* [Objective]
Copy every line of the material below character for character, leaving out the picture lines.

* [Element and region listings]
◇ ◇ ◇

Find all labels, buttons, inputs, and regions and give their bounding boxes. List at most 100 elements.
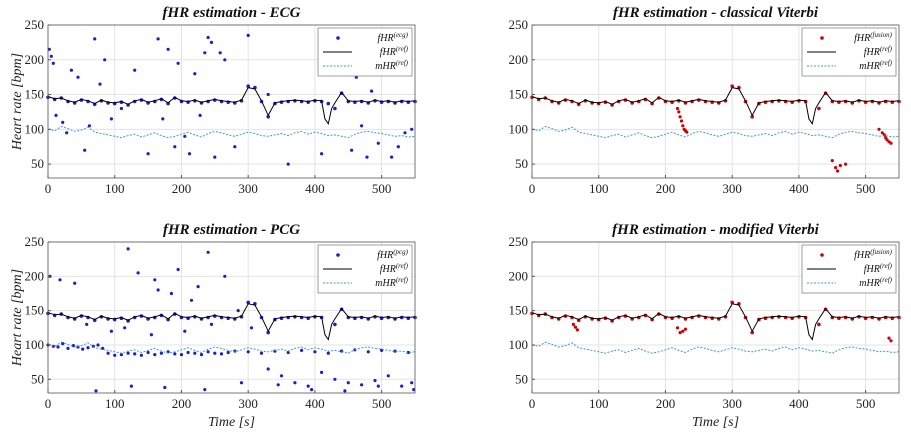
legend-entry: fHR(ref) [380, 45, 409, 58]
data-point [376, 141, 380, 145]
data-point [179, 353, 184, 357]
data-point [176, 61, 180, 65]
y-tick-label: 100 [509, 121, 529, 136]
data-point [109, 329, 113, 333]
legend-entry-name: mHR [859, 278, 880, 289]
legend-entry-superscript: (ref) [880, 59, 893, 67]
data-point [836, 169, 840, 173]
legend-entry: mHR(ref) [859, 59, 892, 72]
y-tick-label: 250 [25, 17, 45, 32]
data-point [333, 106, 337, 111]
legend-entry-superscript: (fusion) [870, 31, 892, 39]
plot-frame [47, 24, 416, 179]
data-point [73, 281, 77, 285]
data-point [750, 330, 754, 335]
legend-entry-name: fHR [864, 264, 880, 275]
data-point [136, 271, 140, 275]
data-point [246, 84, 250, 88]
data-point [880, 131, 884, 135]
y-tick-label: 250 [25, 234, 45, 249]
data-point [223, 58, 227, 62]
x-tick-label: 300 [722, 396, 742, 411]
data-point [93, 37, 97, 41]
legend-swatch [336, 253, 340, 257]
legend-swatch [336, 36, 340, 40]
data-point [844, 162, 848, 166]
chart-panel-1: 0 100 200 300 400 500 50 100 150 200 250 fHR estima… [10, 5, 417, 196]
data-point [61, 120, 65, 124]
data-point [169, 291, 173, 296]
data-point [777, 315, 781, 319]
data-point [218, 51, 222, 55]
y-tick-label: 50 [515, 371, 528, 386]
legend-entry: fHR(ref) [864, 45, 893, 58]
data-point [81, 347, 85, 351]
data-point [186, 350, 190, 355]
chart-title: fHR estimation - classical Viterbi [613, 5, 819, 21]
data-point [370, 89, 374, 93]
data-point [386, 374, 390, 378]
data-point [366, 350, 370, 354]
data-point [223, 274, 227, 278]
data-point [326, 101, 331, 106]
data-point [675, 326, 680, 330]
data-point [887, 336, 891, 340]
data-point [657, 96, 661, 100]
data-point [333, 377, 337, 381]
data-point [313, 350, 317, 354]
data-point [203, 51, 207, 55]
data-point [675, 106, 680, 111]
legend-entry: fHR(fusion) [854, 31, 893, 44]
x-tick-label: 0 [529, 181, 536, 196]
data-point [163, 385, 167, 390]
data-point [396, 145, 400, 149]
legend-entry-superscript: (ref) [880, 45, 893, 53]
data-point [109, 117, 113, 121]
data-point [87, 124, 91, 128]
data-point [730, 84, 734, 88]
data-point [346, 381, 350, 385]
data-point [213, 155, 217, 159]
x-tick-label: 300 [238, 396, 258, 411]
legend-swatch [820, 253, 824, 257]
y-axis-label: Heart rate [bpm] [10, 53, 25, 151]
y-tick-label: 100 [25, 121, 45, 136]
data-point [126, 351, 130, 355]
data-point [246, 300, 250, 305]
data-point [376, 384, 380, 388]
data-point [103, 58, 107, 62]
x-tick-label: 200 [656, 181, 676, 196]
data-point [129, 384, 133, 388]
data-point [198, 113, 202, 117]
legend-entry: fHR(ecg) [378, 31, 409, 44]
y-tick-label: 200 [25, 268, 45, 283]
data-point [266, 367, 270, 371]
y-tick-label: 200 [509, 52, 529, 67]
data-point [236, 309, 240, 313]
data-point [66, 346, 70, 350]
legend-entry-name: fHR [864, 47, 880, 58]
x-tick-label: 200 [172, 396, 192, 411]
x-tick-label: 500 [856, 181, 876, 196]
data-point [149, 333, 153, 337]
data-point [320, 370, 324, 374]
x-tick-label: 400 [789, 396, 809, 411]
legend-entry: fHR(pcg) [377, 248, 409, 261]
data-point [830, 159, 834, 163]
x-tick-label: 200 [656, 396, 676, 411]
y-tick-label: 100 [25, 337, 45, 352]
data-point [219, 352, 224, 356]
legend-entry-superscript: (fusion) [870, 248, 892, 256]
data-point [156, 288, 160, 292]
legend-entry-name: mHR [375, 61, 396, 72]
legend-entry-name: fHR [378, 33, 394, 44]
data-point [360, 383, 364, 387]
legend: fHR(pcg)fHR(ref)mHR(ref) [317, 244, 413, 294]
y-tick-label: 200 [25, 52, 45, 67]
data-point [750, 115, 754, 119]
data-point [203, 388, 207, 392]
data-point [777, 99, 781, 103]
data-point [678, 115, 682, 119]
y-tick-label: 150 [25, 303, 45, 318]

◇ ◇ ◇

* [Finished answer]
Find all labels, buttons, inputs, and regions and give their bounding boxes. List at most 100 elements.
legend-entry: fHR(ref) [380, 45, 409, 58]
data-point [376, 141, 380, 145]
data-point [179, 353, 184, 357]
data-point [176, 61, 180, 65]
y-tick-label: 100 [509, 121, 529, 136]
data-point [109, 329, 113, 333]
legend-entry-name: mHR [859, 278, 880, 289]
legend-entry-superscript: (ref) [880, 59, 893, 67]
data-point [836, 169, 840, 173]
legend-entry: mHR(ref) [859, 59, 892, 72]
y-tick-label: 250 [25, 17, 45, 32]
data-point [333, 106, 337, 111]
legend-entry-superscript: (fusion) [870, 31, 892, 39]
plot-frame [47, 24, 416, 179]
data-point [73, 281, 77, 285]
data-point [750, 330, 754, 335]
legend-entry-name: fHR [864, 264, 880, 275]
data-point [136, 271, 140, 275]
data-point [246, 84, 250, 88]
data-point [880, 131, 884, 135]
y-tick-label: 250 [25, 234, 45, 249]
data-point [223, 58, 227, 62]
x-tick-label: 300 [722, 396, 742, 411]
data-point [93, 37, 97, 41]
legend-swatch [336, 253, 340, 257]
legend-swatch [336, 36, 340, 40]
data-point [844, 162, 848, 166]
chart-panel-1: 0 100 200 300 400 500 50 100 150 200 250 fHR estima… [10, 5, 417, 196]
data-point [61, 120, 65, 124]
data-point [169, 291, 173, 296]
data-point [777, 315, 781, 319]
data-point [218, 51, 222, 55]
y-tick-label: 50 [515, 371, 528, 386]
legend-entry: fHR(ref) [864, 45, 893, 58]
data-point [81, 347, 85, 351]
data-point [186, 350, 190, 355]
chart-title: fHR estimation - classical Viterbi [613, 5, 819, 21]
data-point [370, 89, 374, 93]
data-point [386, 374, 390, 378]
data-point [366, 350, 370, 354]
data-point [223, 274, 227, 278]
data-point [326, 101, 331, 106]
data-point [675, 326, 680, 330]
data-point [887, 336, 891, 340]
data-point [657, 96, 661, 100]
data-point [333, 377, 337, 381]
data-point [313, 350, 317, 354]
data-point [203, 51, 207, 55]
data-point [675, 106, 680, 111]
legend-entry: fHR(fusion) [854, 31, 893, 44]
x-tick-label: 0 [529, 181, 536, 196]
data-point [163, 385, 167, 390]
data-point [396, 145, 400, 149]
legend-entry-superscript: (ref) [880, 45, 893, 53]
data-point [109, 117, 113, 121]
data-point [87, 124, 91, 128]
data-point [730, 84, 734, 88]
data-point [346, 381, 350, 385]
data-point [213, 155, 217, 159]
x-tick-label: 300 [238, 396, 258, 411]
legend-swatch [820, 253, 824, 257]
y-axis-label: Heart rate [bpm] [10, 53, 25, 151]
y-tick-label: 100 [25, 121, 45, 136]
data-point [126, 351, 130, 355]
data-point [246, 300, 250, 305]
data-point [376, 384, 380, 388]
data-point [103, 58, 107, 62]
x-tick-label: 200 [656, 181, 676, 196]
data-point [129, 384, 133, 388]
data-point [198, 113, 202, 117]
legend-entry: fHR(ecg) [378, 31, 409, 44]
y-tick-label: 200 [25, 268, 45, 283]
data-point [266, 367, 270, 371]
y-tick-label: 200 [509, 52, 529, 67]
data-point [236, 309, 240, 313]
data-point [66, 346, 70, 350]
legend-entry-name: fHR [864, 47, 880, 58]
x-tick-label: 200 [172, 396, 192, 411]
x-tick-label: 500 [856, 181, 876, 196]
data-point [149, 333, 153, 337]
data-point [320, 370, 324, 374]
x-tick-label: 400 [789, 396, 809, 411]
legend-entry: fHR(pcg) [377, 248, 409, 261]
data-point [830, 159, 834, 163]
x-tick-label: 200 [656, 396, 676, 411]
y-tick-label: 100 [25, 337, 45, 352]
data-point [219, 352, 224, 356]
legend-entry-superscript: (fusion) [870, 248, 892, 256]
data-point [156, 288, 160, 292]
legend-entry-name: mHR [375, 61, 396, 72]
legend-entry-name: fHR [378, 33, 394, 44]
data-point [360, 383, 364, 387]
legend: fHR(pcg)fHR(ref)mHR(ref) [317, 244, 413, 294]
y-tick-label: 200 [25, 52, 45, 67]
data-point [750, 115, 754, 119]
data-point [203, 388, 207, 392]
data-point [777, 99, 781, 103]
data-point [678, 115, 682, 119]
y-tick-label: 150 [25, 303, 45, 318]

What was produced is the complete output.